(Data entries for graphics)
================

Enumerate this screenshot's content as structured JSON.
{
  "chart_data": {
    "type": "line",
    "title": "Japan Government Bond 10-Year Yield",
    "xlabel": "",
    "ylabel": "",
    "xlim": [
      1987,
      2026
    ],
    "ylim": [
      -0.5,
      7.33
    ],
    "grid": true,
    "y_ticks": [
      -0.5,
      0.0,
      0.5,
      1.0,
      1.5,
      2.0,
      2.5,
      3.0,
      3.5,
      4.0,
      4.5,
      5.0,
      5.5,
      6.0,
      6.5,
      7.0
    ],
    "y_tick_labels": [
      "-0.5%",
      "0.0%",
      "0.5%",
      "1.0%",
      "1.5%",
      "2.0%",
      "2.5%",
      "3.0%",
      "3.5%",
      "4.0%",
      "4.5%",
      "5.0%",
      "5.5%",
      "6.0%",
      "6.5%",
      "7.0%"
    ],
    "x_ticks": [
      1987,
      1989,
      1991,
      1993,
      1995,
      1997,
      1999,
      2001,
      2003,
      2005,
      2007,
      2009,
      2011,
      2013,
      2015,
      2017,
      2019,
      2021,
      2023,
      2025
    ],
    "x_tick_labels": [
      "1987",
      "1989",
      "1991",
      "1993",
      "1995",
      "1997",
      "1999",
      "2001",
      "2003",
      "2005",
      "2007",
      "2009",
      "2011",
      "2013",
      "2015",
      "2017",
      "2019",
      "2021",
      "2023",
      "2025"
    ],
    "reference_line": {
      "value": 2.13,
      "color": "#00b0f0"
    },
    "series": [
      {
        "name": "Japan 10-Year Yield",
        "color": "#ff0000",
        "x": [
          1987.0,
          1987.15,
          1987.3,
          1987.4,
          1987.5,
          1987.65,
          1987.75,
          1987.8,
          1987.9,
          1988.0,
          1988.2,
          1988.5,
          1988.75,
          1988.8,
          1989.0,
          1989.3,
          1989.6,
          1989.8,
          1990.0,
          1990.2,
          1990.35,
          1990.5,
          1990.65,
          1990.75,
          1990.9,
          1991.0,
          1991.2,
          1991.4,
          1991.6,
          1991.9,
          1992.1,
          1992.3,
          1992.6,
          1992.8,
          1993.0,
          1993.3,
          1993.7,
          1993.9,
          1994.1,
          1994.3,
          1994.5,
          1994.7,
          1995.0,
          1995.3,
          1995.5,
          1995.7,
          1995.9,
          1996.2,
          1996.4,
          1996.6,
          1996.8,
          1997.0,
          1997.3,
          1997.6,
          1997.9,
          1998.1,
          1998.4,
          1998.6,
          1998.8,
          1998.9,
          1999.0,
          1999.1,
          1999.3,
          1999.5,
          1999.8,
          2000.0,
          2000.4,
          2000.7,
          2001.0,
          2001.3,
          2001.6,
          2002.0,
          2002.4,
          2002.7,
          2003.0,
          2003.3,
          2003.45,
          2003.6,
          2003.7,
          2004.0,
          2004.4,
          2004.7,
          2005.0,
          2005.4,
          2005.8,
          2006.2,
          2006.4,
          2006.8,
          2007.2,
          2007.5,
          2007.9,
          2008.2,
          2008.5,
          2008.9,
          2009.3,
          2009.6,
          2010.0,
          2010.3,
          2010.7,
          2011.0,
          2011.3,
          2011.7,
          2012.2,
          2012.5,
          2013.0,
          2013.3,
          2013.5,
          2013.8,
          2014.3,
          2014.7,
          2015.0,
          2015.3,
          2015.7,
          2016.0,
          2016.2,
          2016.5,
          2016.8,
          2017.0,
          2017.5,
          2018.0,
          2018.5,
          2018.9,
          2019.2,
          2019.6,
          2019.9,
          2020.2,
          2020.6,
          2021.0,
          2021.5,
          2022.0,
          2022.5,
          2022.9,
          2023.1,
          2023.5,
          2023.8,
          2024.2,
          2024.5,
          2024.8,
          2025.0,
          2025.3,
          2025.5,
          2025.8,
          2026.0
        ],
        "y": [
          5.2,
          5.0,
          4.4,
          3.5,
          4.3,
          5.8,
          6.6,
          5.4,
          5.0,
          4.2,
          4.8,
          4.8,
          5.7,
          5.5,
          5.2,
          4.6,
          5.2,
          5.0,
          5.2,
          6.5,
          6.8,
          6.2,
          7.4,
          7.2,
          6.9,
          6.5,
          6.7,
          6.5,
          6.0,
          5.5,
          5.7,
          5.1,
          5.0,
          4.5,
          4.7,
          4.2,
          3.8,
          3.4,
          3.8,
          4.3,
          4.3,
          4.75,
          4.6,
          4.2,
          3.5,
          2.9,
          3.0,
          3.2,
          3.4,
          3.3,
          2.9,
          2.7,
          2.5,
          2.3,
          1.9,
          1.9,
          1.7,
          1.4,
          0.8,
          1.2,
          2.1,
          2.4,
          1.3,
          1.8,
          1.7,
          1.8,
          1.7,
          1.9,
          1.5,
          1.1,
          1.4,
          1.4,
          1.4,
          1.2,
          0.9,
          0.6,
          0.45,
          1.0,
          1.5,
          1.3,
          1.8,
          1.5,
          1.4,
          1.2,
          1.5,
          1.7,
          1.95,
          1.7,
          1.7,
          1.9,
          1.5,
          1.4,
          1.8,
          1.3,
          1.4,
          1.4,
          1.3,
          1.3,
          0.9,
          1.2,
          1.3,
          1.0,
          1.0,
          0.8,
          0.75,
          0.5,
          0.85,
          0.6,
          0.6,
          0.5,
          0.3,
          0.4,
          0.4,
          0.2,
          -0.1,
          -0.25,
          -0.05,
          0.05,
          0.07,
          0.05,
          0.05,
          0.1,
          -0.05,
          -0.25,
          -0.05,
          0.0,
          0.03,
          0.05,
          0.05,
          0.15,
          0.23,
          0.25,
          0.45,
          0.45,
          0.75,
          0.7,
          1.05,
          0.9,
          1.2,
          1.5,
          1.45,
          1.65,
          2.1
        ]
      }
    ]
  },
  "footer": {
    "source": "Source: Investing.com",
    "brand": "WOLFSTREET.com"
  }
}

================

■ EXERCISE INSTRUCTIONS:
Copy every line of the listing that includes the string "Japan".

■ CORRECT RESULT:
    "title": "Japan Government Bond 10-Year Yield",
        "name": "Japan 10-Year Yield",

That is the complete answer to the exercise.